> [WHAT TO WORK ON]:
Return all the entries exactly, keeping pictures out.

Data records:

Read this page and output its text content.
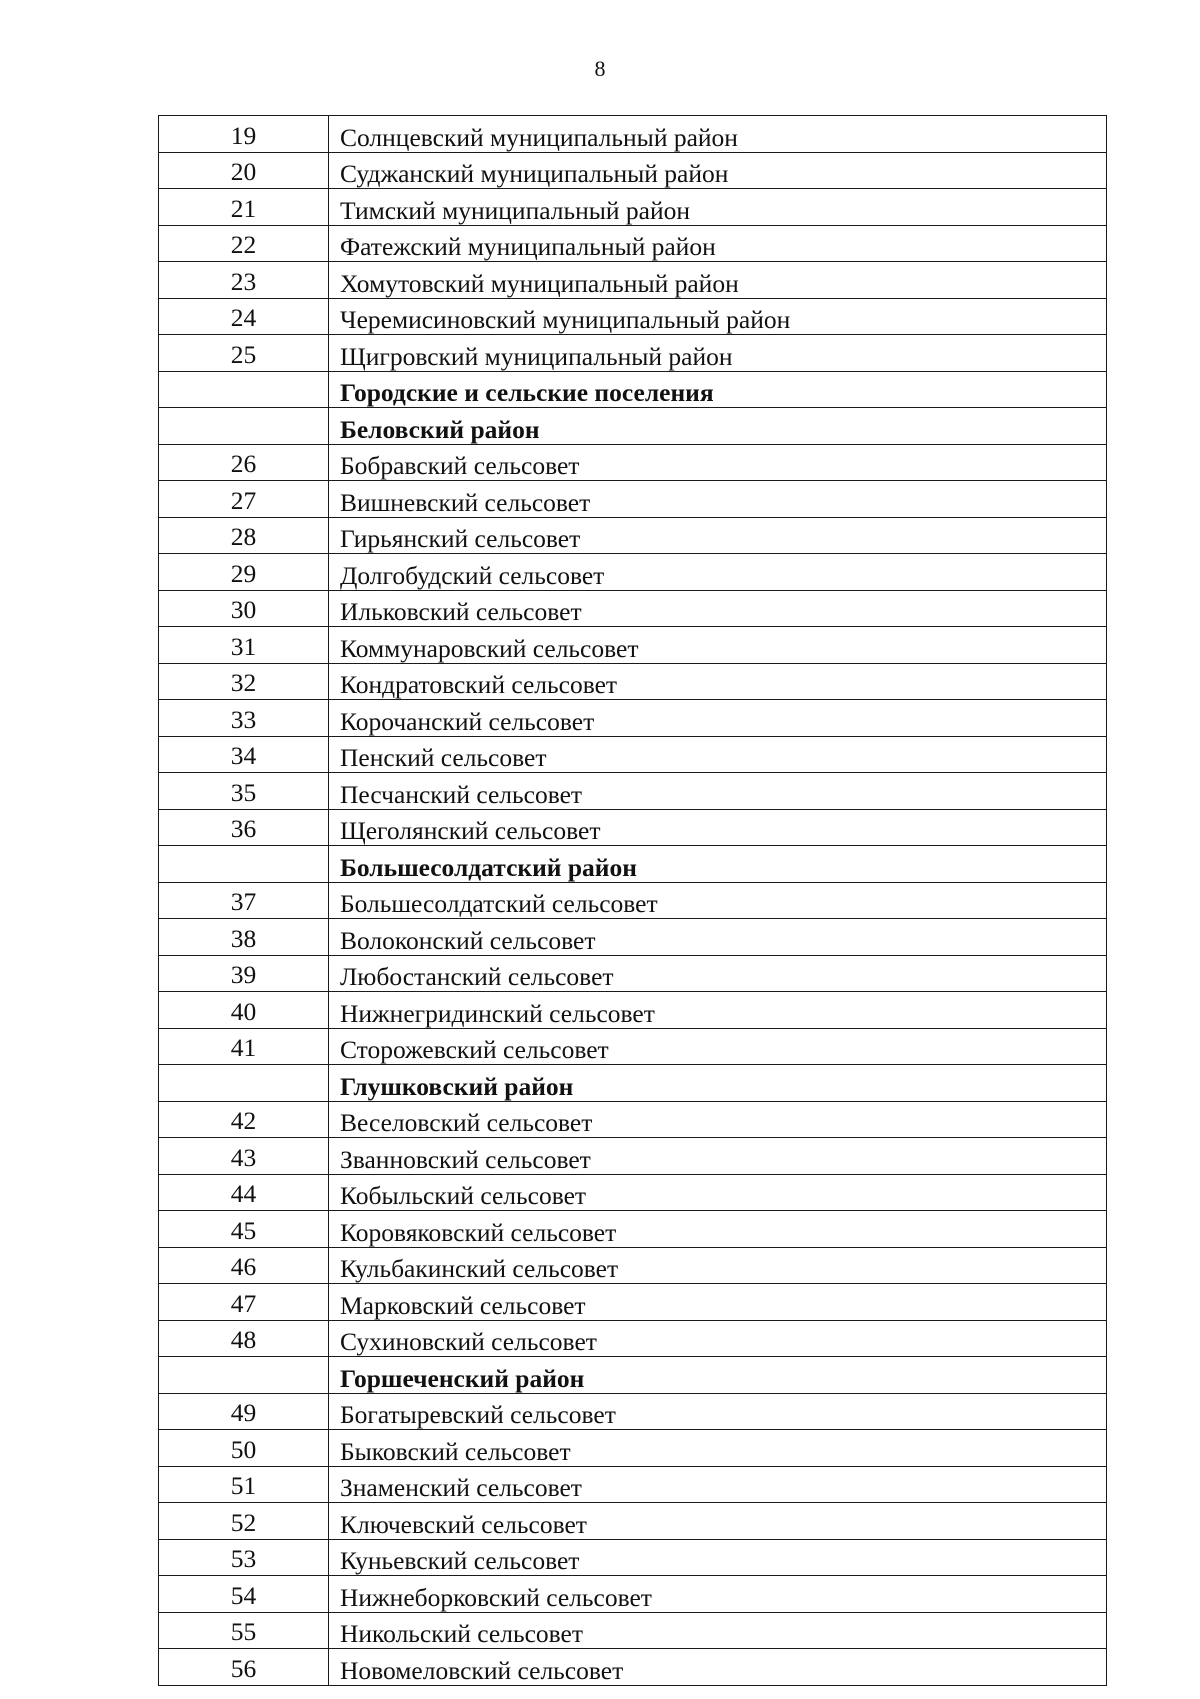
8
19	Солнцевский муниципальный район
20	Суджанский муниципальный район
21	Тимский муниципальный район
22	Фатежский муниципальный район
23	Хомутовский муниципальный район
24	Черемисиновский муниципальный район
25	Щигровский муниципальный район
	Городские и сельские поселения
	Беловский район
26	Бобравский сельсовет
27	Вишневский сельсовет
28	Гирьянский сельсовет
29	Долгобудский сельсовет
30	Ильковский сельсовет
31	Коммунаровский сельсовет
32	Кондратовский сельсовет
33	Корочанский сельсовет
34	Пенский сельсовет
35	Песчанский сельсовет
36	Щеголянский сельсовет
	Большесолдатский район
37	Большесолдатский сельсовет
38	Волоконский сельсовет
39	Любостанский сельсовет
40	Нижнегридинский сельсовет
41	Сторожевский сельсовет
	Глушковский район
42	Веселовский сельсовет
43	Званновский сельсовет
44	Кобыльский сельсовет
45	Коровяковский сельсовет
46	Кульбакинский сельсовет
47	Марковский сельсовет
48	Сухиновский сельсовет
	Горшеченский район
49	Богатыревский сельсовет
50	Быковский сельсовет
51	Знаменский сельсовет
52	Ключевский сельсовет
53	Куньевский сельсовет
54	Нижнеборковский сельсовет
55	Никольский сельсовет
56	Новомеловский сельсовет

> [EXERCISE OUTPUT]:
Read this page and output its text content.
8
19	Солнцевский муниципальный район
20	Суджанский муниципальный район
21	Тимский муниципальный район
22	Фатежский муниципальный район
23	Хомутовский муниципальный район
24	Черемисиновский муниципальный район
25	Щигровский муниципальный район
	Городские и сельские поселения
	Беловский район
26	Бобравский сельсовет
27	Вишневский сельсовет
28	Гирьянский сельсовет
29	Долгобудский сельсовет
30	Ильковский сельсовет
31	Коммунаровский сельсовет
32	Кондратовский сельсовет
33	Корочанский сельсовет
34	Пенский сельсовет
35	Песчанский сельсовет
36	Щеголянский сельсовет
	Большесолдатский район
37	Большесолдатский сельсовет
38	Волоконский сельсовет
39	Любостанский сельсовет
40	Нижнегридинский сельсовет
41	Сторожевский сельсовет
	Глушковский район
42	Веселовский сельсовет
43	Званновский сельсовет
44	Кобыльский сельсовет
45	Коровяковский сельсовет
46	Кульбакинский сельсовет
47	Марковский сельсовет
48	Сухиновский сельсовет
	Горшеченский район
49	Богатыревский сельсовет
50	Быковский сельсовет
51	Знаменский сельсовет
52	Ключевский сельсовет
53	Куньевский сельсовет
54	Нижнеборковский сельсовет
55	Никольский сельсовет
56	Новомеловский сельсовет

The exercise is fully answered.